▶ _Written instruction_: Without the pictures, print each of the records below exactly as it appears.

[Data excerpts]

# # # # #

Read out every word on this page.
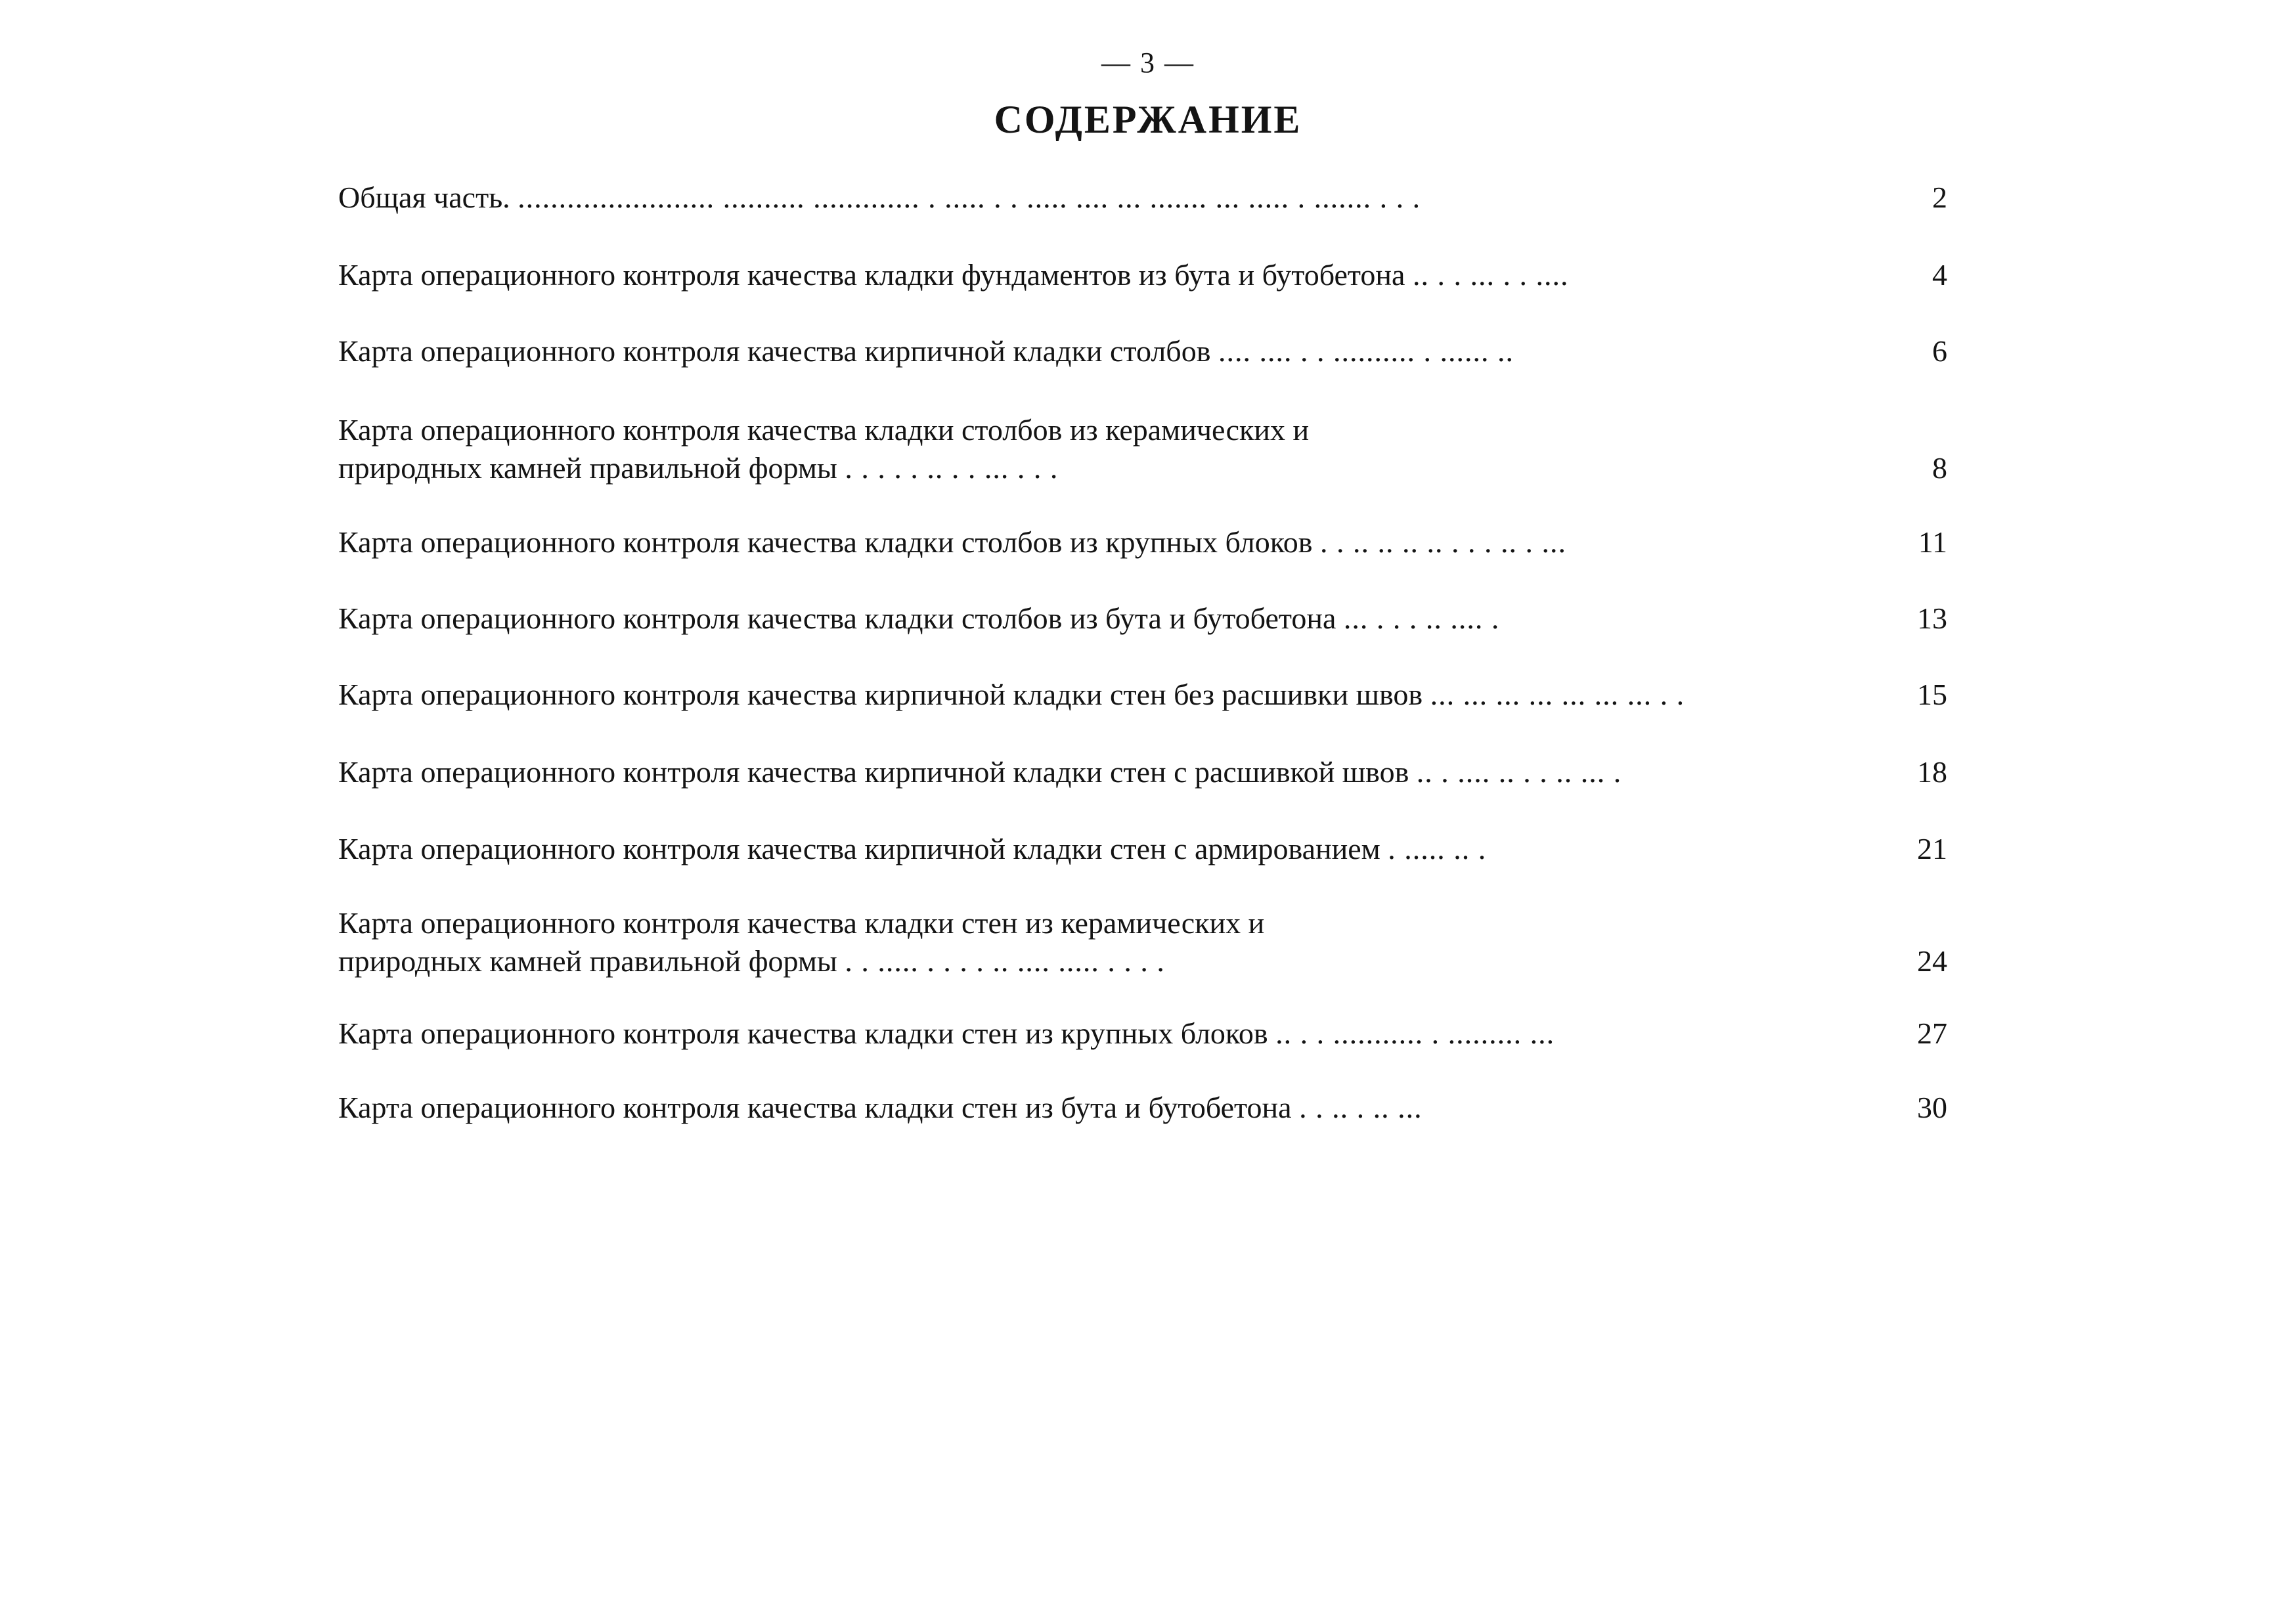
— 3 —
СОДЕРЖАНИЕ
Общая часть. ........................ .......... ............. . ..... . . ..... .... ... ....... ... ..... . ....... . . .	2
Карта операционного контроля качества кладки фундаментов из бута и бутобетона .. . . ... . . ....	4
Карта операционного контроля качества кирпичной кладки столбов .... .... . . .......... . ...... ..	6
Карта операционного контроля качества кладки столбов из керамических и
природных камней правильной формы . . . . . .. . . ... . . .	8
Карта операционного контроля качества кладки столбов из крупных блоков . . .. .. .. .. . . . .. . ...	11
Карта операционного контроля качества кладки столбов из бута и бутобетона ... . . . .. .... .	13
Карта операционного контроля качества кирпичной кладки стен без расшивки швов ... ... ... ... ... ... ... . .	15
Карта операционного контроля качества кирпичной кладки стен с расшивкой швов .. . .... .. . . .. ... .	18
Карта операционного контроля качества кирпичной кладки стен с армированием . ..... .. .	21
Карта операционного контроля качества кладки стен из керамических и
природных камней правильной формы . . ..... . . . . .. .... ..... . . . .	24
Карта операционного контроля качества кладки стен из крупных блоков .. . . ........... . ......... ...	27
Карта операционного контроля качества кладки стен из бута и бутобетона . . .. . .. ...	30
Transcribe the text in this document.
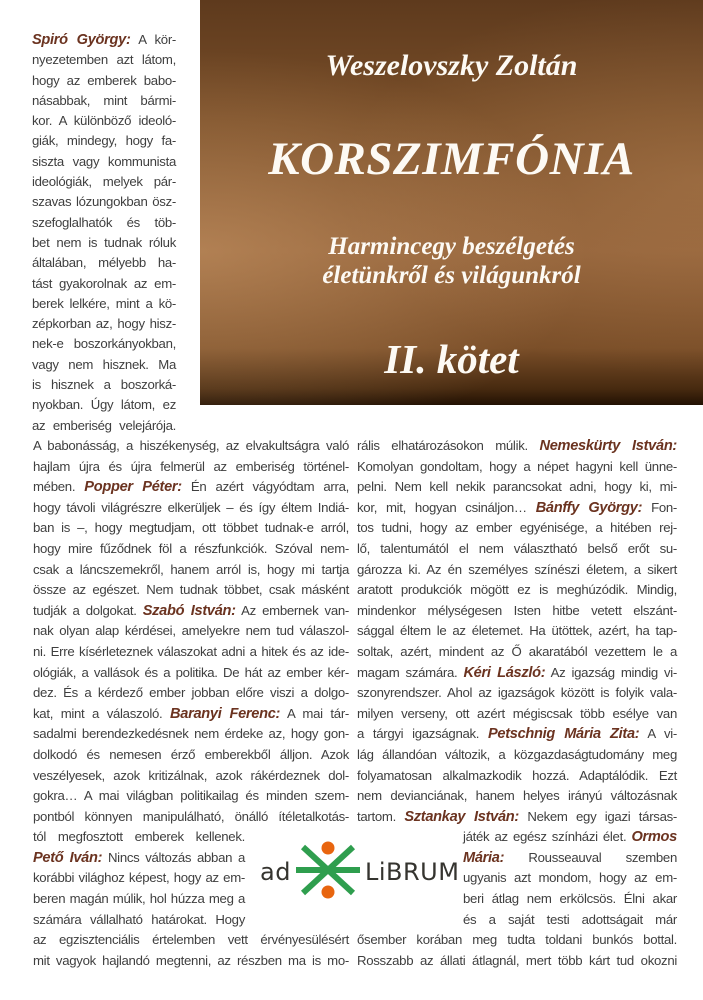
Spiró György: A kör-
nyezetemben azt látom,
hogy az emberek babo-
násabbak, mint bármi-
kor. A különböző ideoló-
giák, mindegy, hogy fa-
siszta vagy kommunista
ideológiák, melyek pár-
szavas lózungokban ösz-
szefoglalhatók és töb-
bet nem is tudnak róluk
általában, mélyebb ha-
tást gyakorolnak az em-
berek lelkére, mint a kö-
zépkorban az, hogy hisz-
nek-e boszorkányokban,
vagy nem hisznek. Ma
is hisznek a boszorká-
nyokban. Úgy látom, ez
az emberiség velejárója.
Weszelovszky Zoltán
KORSZIMFÓNIA
Harmincegy beszélgetés
életünkről és világunkról
II. kötet
A babonásság, a hiszékenység, az elvakultságra való
hajlam újra és újra felmerül az emberiség történel-
mében. Popper Péter: Én azért vágyódtam arra,
hogy távoli világrészre elkerüljek – és így éltem Indiá-
ban is –, hogy megtudjam, ott többet tudnak-e arról,
hogy mire fűződnek föl a részfunkciók. Szóval nem-
csak a láncszemekről, hanem arról is, hogy mi tartja
össze az egészet. Nem tudnak többet, csak másként
tudják a dolgokat. Szabó István: Az embernek van-
nak olyan alap kérdései, amelyekre nem tud válaszol-
ni. Erre kísérleteznek válaszokat adni a hitek és az ide-
ológiák, a vallások és a politika. De hát az ember kér-
dez. És a kérdező ember jobban előre viszi a dolgo-
kat, mint a válaszoló. Baranyi Ferenc: A mai tár-
sadalmi berendezkedésnek nem érdeke az, hogy gon-
dolkodó és nemesen érző emberekből álljon. Azok
veszélyesek, azok kritizálnak, azok rákérdeznek dol-
gokra… A mai világban politikailag és minden szem-
pontból könnyen manipulálható, önálló ítéletalkotás-
tól megfosztott emberek kellenek.
Pető Iván: Nincs változás abban a
korábbi világhoz képest, hogy az em-
beren magán múlik, hol húzza meg a
számára vállalható határokat. Hogy
az egzisztenciális értelemben vett érvényesülésért
mit vagyok hajlandó megtenni, az részben ma is mo-
rális elhatározásokon múlik. Nemeskürty István:
Komolyan gondoltam, hogy a népet hagyni kell ünne-
pelni. Nem kell nekik parancsokat adni, hogy ki, mi-
kor, mit, hogyan csináljon… Bánffy György: Fon-
tos tudni, hogy az ember egyénisége, a hitében rej-
lő, talentumától el nem választható belső erőt su-
gározza ki. Az én személyes színészi életem, a sikert
aratott produkciók mögött ez is meghúzódik. Mindig,
mindenkor mélységesen Isten hitbe vetett elszánt-
sággal éltem le az életemet. Ha ütöttek, azért, ha tap-
soltak, azért, mindent az Ő akaratából vezettem le a
magam számára. Kéri László: Az igazság mindig vi-
szonyrendszer. Ahol az igazságok között is folyik vala-
milyen verseny, ott azért mégiscsak több esélye van
a tárgyi igazságnak. Petschnig Mária Zita: A vi-
lág állandóan változik, a közgazdaságtudomány meg
folyamatosan alkalmazkodik hozzá. Adaptálódik. Ezt
nem devianciának, hanem helyes irányú változásnak
tartom. Sztankay István: Nekem egy igazi társas-
játék az egész színházi élet. Ormos
Mária: Rousseauval szemben
ugyanis azt mondom, hogy az em-
beri átlag nem erkölcsös. Élni akar
és a saját testi adottságait már
ősember korában meg tudta toldani bunkós bottal.
Rosszabb az állati átlagnál, mert több kárt tud okozni
ad	LiBRUM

# # # # #

▶ _Answer to this problem_:
Read out every word on this page.
— 3 —
СОДЕРЖАНИЕ
Общая часть. ........................ .......... ............. . ..... . . ..... .... ... ....... ... ..... . ....... . . .	2
Карта операционного контроля качества кладки фундаментов из бута и бутобетона .. . . ... . . ....	4
Карта операционного контроля качества кирпичной кладки столбов .... .... . . .......... . ...... ..	6
Карта операционного контроля качества кладки столбов из керамических и
природных камней правильной формы . . . . . .. . . ... . . .	8
Карта операционного контроля качества кладки столбов из крупных блоков . . .. .. .. .. . . . .. . ...	11
Карта операционного контроля качества кладки столбов из бута и бутобетона ... . . . .. .... .	13
Карта операционного контроля качества кирпичной кладки стен без расшивки швов ... ... ... ... ... ... ... . .	15
Карта операционного контроля качества кирпичной кладки стен с расшивкой швов .. . .... .. . . .. ... .	18
Карта операционного контроля качества кирпичной кладки стен с армированием . ..... .. .	21
Карта операционного контроля качества кладки стен из керамических и
природных камней правильной формы . . ..... . . . . .. .... ..... . . . .	24
Карта операционного контроля качества кладки стен из крупных блоков .. . . ........... . ......... ...	27
Карта операционного контроля качества кладки стен из бута и бутобетона . . .. . .. ...	30
Transcribe the text in this document.
Spiró György: A kör-
nyezetemben azt látom,
hogy az emberek babo-
násabbak, mint bármi-
kor. A különböző ideoló-
giák, mindegy, hogy fa-
siszta vagy kommunista
ideológiák, melyek pár-
szavas lózungokban ösz-
szefoglalhatók és töb-
bet nem is tudnak róluk
általában, mélyebb ha-
tást gyakorolnak az em-
berek lelkére, mint a kö-
zépkorban az, hogy hisz-
nek-e boszorkányokban,
vagy nem hisznek. Ma
is hisznek a boszorká-
nyokban. Úgy látom, ez
az emberiség velejárója.
Weszelovszky Zoltán
KORSZIMFÓNIA
Harmincegy beszélgetés
életünkről és világunkról
II. kötet
A babonásság, a hiszékenység, az elvakultságra való
hajlam újra és újra felmerül az emberiség történel-
mében. Popper Péter: Én azért vágyódtam arra,
hogy távoli világrészre elkerüljek – és így éltem Indiá-
ban is –, hogy megtudjam, ott többet tudnak-e arról,
hogy mire fűződnek föl a részfunkciók. Szóval nem-
csak a láncszemekről, hanem arról is, hogy mi tartja
össze az egészet. Nem tudnak többet, csak másként
tudják a dolgokat. Szabó István: Az embernek van-
nak olyan alap kérdései, amelyekre nem tud válaszol-
ni. Erre kísérleteznek válaszokat adni a hitek és az ide-
ológiák, a vallások és a politika. De hát az ember kér-
dez. És a kérdező ember jobban előre viszi a dolgo-
kat, mint a válaszoló. Baranyi Ferenc: A mai tár-
sadalmi berendezkedésnek nem érdeke az, hogy gon-
dolkodó és nemesen érző emberekből álljon. Azok
veszélyesek, azok kritizálnak, azok rákérdeznek dol-
gokra… A mai világban politikailag és minden szem-
pontból könnyen manipulálható, önálló ítéletalkotás-
tól megfosztott emberek kellenek.
Pető Iván: Nincs változás abban a
korábbi világhoz képest, hogy az em-
beren magán múlik, hol húzza meg a
számára vállalható határokat. Hogy
az egzisztenciális értelemben vett érvényesülésért
mit vagyok hajlandó megtenni, az részben ma is mo-
rális elhatározásokon múlik. Nemeskürty István:
Komolyan gondoltam, hogy a népet hagyni kell ünne-
pelni. Nem kell nekik parancsokat adni, hogy ki, mi-
kor, mit, hogyan csináljon… Bánffy György: Fon-
tos tudni, hogy az ember egyénisége, a hitében rej-
lő, talentumától el nem választható belső erőt su-
gározza ki. Az én személyes színészi életem, a sikert
aratott produkciók mögött ez is meghúzódik. Mindig,
mindenkor mélységesen Isten hitbe vetett elszánt-
sággal éltem le az életemet. Ha ütöttek, azért, ha tap-
soltak, azért, mindent az Ő akaratából vezettem le a
magam számára. Kéri László: Az igazság mindig vi-
szonyrendszer. Ahol az igazságok között is folyik vala-
milyen verseny, ott azért mégiscsak több esélye van
a tárgyi igazságnak. Petschnig Mária Zita: A vi-
lág állandóan változik, a közgazdaságtudomány meg
folyamatosan alkalmazkodik hozzá. Adaptálódik. Ezt
nem devianciának, hanem helyes irányú változásnak
tartom. Sztankay István: Nekem egy igazi társas-
játék az egész színházi élet. Ormos
Mária: Rousseauval szemben
ugyanis azt mondom, hogy az em-
beri átlag nem erkölcsös. Élni akar
és a saját testi adottságait már
ősember korában meg tudta toldani bunkós bottal.
Rosszabb az állati átlagnál, mert több kárt tud okozni
ad	LiBRUM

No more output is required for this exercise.